┌────────
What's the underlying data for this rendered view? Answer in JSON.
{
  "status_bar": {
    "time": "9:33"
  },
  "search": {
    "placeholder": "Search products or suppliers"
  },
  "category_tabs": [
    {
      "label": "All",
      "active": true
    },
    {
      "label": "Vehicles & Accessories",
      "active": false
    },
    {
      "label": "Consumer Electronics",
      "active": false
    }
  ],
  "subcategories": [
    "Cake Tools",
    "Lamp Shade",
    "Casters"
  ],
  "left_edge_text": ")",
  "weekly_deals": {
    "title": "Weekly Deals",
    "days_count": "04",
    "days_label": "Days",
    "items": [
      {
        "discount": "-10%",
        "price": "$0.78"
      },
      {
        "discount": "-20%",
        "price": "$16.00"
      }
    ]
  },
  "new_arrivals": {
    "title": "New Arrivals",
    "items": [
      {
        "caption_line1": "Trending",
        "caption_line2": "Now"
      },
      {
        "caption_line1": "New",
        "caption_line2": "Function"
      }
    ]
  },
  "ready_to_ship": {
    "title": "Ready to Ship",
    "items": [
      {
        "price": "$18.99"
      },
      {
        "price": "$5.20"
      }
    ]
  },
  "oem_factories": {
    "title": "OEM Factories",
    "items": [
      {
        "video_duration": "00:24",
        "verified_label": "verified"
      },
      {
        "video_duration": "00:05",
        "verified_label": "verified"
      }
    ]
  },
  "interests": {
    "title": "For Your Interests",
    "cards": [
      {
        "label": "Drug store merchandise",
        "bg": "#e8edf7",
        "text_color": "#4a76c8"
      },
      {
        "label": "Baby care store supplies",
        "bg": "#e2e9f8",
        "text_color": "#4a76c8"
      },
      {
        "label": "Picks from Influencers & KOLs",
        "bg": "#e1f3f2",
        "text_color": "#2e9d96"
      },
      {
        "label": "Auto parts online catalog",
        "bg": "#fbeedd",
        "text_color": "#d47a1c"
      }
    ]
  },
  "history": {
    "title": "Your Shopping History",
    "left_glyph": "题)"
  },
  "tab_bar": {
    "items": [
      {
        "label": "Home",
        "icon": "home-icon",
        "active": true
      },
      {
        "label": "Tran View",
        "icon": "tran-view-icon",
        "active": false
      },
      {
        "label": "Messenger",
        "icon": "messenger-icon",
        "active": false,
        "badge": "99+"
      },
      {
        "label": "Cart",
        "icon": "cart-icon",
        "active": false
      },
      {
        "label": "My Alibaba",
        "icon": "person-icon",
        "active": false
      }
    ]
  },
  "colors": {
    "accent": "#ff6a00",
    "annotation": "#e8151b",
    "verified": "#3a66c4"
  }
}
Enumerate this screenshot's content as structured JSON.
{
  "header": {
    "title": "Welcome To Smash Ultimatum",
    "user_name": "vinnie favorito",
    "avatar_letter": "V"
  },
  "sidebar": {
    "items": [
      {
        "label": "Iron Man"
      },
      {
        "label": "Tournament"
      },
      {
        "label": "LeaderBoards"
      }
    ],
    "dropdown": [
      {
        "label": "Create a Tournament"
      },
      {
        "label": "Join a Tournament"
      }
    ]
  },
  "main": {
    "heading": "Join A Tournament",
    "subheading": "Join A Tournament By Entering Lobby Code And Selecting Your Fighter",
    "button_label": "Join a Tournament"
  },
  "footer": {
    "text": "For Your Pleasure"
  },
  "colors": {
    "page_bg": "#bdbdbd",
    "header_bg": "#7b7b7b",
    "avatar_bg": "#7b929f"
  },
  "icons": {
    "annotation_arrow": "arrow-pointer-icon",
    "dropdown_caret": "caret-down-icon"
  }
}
└────────
Problem description
Identify the lines that hold the word "Tournament". Copy every one of them.

Task answer
        "label": "Tournament"
        "label": "Create a Tournament"
        "label": "Join a Tournament"
    "heading": "Join A Tournament",
    "subheading": "Join A Tournament By Entering Lobby Code And Selecting Your Fighter",
    "button_label": "Join a Tournament"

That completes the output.